> **AIM OF THE TASK**
Report how many lines of the records below include the word "this". Give nothing but the number.

Extracted records
-------

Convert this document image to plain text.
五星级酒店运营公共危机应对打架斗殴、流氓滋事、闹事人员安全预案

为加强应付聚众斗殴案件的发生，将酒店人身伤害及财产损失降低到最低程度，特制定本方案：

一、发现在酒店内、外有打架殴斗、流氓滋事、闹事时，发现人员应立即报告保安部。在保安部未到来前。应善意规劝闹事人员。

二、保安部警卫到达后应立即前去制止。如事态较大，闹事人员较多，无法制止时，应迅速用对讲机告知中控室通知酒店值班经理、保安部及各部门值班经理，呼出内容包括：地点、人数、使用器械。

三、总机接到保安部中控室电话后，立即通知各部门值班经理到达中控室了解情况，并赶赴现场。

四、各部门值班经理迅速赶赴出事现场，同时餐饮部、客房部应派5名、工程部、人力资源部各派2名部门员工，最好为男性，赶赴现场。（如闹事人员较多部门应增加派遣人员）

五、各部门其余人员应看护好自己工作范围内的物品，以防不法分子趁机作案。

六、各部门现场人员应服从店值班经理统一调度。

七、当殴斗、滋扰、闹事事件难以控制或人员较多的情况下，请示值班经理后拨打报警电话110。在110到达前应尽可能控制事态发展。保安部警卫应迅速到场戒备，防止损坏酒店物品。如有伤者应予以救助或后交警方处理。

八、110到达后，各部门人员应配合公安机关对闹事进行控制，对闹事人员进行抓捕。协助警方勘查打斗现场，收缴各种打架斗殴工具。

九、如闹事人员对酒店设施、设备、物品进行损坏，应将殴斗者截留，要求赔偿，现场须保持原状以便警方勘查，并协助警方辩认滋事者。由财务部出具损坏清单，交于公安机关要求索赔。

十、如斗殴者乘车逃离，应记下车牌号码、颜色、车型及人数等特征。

-------

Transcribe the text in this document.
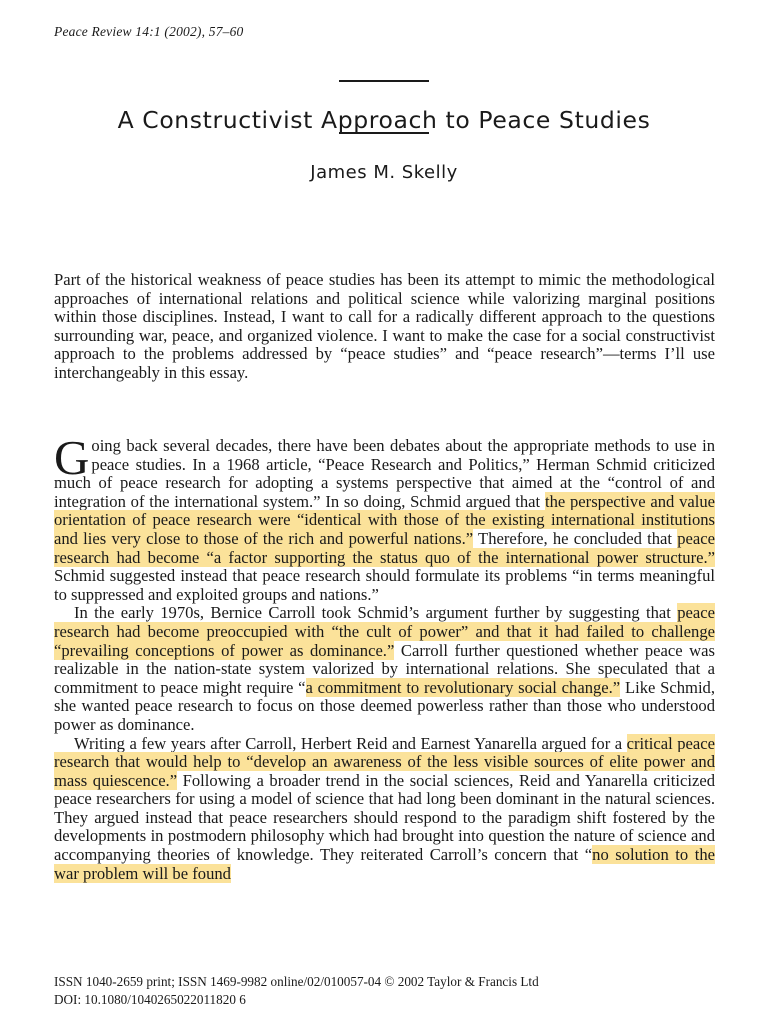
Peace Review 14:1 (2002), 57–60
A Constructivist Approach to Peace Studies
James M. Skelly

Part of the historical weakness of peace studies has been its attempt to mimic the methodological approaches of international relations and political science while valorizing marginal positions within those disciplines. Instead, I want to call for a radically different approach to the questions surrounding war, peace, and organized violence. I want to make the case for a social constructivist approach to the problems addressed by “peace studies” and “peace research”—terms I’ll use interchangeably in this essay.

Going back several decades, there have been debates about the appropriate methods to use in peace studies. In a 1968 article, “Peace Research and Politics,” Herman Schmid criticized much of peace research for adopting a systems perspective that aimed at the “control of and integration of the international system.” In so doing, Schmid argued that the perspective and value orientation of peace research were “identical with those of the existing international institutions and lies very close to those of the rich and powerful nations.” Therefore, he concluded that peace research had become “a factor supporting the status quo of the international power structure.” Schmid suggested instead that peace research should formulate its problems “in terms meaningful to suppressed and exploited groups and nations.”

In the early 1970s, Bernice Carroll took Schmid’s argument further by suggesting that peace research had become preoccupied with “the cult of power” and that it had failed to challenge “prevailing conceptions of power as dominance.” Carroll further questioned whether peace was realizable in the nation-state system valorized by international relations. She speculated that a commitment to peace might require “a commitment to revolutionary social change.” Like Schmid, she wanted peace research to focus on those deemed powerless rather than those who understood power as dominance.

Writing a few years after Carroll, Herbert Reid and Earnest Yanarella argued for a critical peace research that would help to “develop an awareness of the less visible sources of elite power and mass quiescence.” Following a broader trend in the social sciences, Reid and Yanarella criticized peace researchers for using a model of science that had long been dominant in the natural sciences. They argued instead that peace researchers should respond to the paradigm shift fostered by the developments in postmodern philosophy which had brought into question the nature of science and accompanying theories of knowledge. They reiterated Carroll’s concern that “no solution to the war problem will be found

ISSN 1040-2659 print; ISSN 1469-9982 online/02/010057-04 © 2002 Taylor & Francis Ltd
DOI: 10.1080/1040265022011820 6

-------

> **COMPLETE ANSWER**
3